— Goal of the exercise —
Note each line that includes the word "задних". Copy those lines.

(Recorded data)
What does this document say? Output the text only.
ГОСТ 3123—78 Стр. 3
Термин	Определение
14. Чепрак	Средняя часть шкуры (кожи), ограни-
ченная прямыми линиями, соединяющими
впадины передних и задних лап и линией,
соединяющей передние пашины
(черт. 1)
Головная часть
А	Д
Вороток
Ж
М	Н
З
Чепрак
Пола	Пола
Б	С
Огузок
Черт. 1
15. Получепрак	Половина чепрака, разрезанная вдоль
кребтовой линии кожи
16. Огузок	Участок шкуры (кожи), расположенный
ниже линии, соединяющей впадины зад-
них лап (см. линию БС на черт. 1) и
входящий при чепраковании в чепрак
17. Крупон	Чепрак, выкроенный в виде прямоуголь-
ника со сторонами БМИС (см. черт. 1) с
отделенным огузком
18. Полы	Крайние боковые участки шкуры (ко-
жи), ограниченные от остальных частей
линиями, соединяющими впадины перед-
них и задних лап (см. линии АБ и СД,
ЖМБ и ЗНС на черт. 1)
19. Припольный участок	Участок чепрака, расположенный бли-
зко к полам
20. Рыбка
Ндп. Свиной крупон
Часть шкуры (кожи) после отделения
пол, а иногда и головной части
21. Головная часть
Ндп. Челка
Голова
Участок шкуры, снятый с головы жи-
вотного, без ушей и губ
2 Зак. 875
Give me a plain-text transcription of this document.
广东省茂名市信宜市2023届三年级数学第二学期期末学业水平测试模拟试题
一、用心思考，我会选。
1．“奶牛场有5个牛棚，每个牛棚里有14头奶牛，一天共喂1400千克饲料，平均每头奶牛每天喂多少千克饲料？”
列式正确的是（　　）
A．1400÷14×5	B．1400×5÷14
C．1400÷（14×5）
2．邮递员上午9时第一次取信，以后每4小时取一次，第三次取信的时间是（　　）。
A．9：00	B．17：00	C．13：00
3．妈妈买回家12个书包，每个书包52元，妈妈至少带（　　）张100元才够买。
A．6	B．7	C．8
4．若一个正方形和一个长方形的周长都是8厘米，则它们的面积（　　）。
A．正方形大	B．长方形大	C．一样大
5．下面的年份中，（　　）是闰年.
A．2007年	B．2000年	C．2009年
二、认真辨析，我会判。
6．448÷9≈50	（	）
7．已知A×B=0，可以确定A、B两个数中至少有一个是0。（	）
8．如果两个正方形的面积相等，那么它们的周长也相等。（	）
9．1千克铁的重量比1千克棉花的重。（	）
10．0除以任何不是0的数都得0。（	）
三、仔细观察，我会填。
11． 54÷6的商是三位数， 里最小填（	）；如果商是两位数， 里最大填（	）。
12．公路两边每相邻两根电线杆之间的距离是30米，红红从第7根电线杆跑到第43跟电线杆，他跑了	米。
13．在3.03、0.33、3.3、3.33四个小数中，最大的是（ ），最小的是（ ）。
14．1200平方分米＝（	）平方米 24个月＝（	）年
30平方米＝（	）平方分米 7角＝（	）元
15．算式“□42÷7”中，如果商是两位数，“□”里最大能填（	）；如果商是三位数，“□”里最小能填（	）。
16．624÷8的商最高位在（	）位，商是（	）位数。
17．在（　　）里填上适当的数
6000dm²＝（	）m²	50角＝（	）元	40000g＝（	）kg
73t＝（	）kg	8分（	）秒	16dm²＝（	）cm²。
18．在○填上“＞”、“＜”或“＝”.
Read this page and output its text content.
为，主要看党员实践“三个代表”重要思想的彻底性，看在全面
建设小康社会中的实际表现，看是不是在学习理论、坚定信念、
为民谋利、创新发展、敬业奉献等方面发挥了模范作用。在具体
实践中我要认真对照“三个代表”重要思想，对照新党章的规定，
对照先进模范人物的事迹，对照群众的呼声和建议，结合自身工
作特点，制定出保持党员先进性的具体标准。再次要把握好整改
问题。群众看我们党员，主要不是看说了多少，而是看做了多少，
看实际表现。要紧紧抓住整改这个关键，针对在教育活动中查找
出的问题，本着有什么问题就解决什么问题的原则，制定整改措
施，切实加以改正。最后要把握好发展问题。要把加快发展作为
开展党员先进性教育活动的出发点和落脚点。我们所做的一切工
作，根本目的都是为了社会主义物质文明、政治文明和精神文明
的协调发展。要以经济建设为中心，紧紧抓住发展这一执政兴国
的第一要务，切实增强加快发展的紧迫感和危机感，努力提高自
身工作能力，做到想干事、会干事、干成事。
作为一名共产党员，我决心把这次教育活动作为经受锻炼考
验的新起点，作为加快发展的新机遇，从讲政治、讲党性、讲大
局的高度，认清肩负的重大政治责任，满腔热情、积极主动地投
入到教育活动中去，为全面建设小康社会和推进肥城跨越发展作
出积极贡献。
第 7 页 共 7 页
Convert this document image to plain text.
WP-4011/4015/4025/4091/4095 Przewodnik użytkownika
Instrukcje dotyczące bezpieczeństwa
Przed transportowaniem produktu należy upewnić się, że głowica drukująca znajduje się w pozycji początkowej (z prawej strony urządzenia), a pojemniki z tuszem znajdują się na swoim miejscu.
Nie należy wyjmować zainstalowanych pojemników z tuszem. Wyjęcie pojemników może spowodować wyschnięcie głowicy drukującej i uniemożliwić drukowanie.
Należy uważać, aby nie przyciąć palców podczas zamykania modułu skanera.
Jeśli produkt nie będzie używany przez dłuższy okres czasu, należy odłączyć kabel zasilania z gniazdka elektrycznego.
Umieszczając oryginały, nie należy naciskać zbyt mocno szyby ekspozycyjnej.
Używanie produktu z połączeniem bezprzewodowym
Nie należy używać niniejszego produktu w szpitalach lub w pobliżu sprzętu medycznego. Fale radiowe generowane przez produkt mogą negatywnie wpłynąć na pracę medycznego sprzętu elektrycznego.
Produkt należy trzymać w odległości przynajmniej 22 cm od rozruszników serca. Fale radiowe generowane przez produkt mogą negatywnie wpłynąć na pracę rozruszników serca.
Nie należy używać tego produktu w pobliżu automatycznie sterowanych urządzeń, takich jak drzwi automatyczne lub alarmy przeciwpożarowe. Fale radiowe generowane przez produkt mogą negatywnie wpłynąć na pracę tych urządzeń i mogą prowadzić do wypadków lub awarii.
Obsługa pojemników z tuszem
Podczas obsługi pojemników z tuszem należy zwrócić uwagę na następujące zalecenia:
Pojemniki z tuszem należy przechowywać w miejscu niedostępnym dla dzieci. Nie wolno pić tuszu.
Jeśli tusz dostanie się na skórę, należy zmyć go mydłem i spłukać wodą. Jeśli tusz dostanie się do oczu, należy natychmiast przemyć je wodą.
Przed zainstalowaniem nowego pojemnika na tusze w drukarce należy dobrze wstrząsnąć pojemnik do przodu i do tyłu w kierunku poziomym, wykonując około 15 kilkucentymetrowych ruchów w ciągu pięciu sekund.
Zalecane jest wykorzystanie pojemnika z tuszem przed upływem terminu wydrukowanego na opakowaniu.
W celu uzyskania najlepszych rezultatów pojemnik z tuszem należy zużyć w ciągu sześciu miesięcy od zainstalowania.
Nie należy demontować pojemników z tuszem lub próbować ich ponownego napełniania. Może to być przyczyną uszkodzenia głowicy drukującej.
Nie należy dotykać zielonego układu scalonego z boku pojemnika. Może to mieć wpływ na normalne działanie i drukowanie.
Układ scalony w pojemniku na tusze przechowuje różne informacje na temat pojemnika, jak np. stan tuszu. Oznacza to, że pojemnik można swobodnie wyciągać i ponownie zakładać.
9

— Expected output —
впадины передних и задних лап и линией,
них и задних лап (см. линии АБ и СД,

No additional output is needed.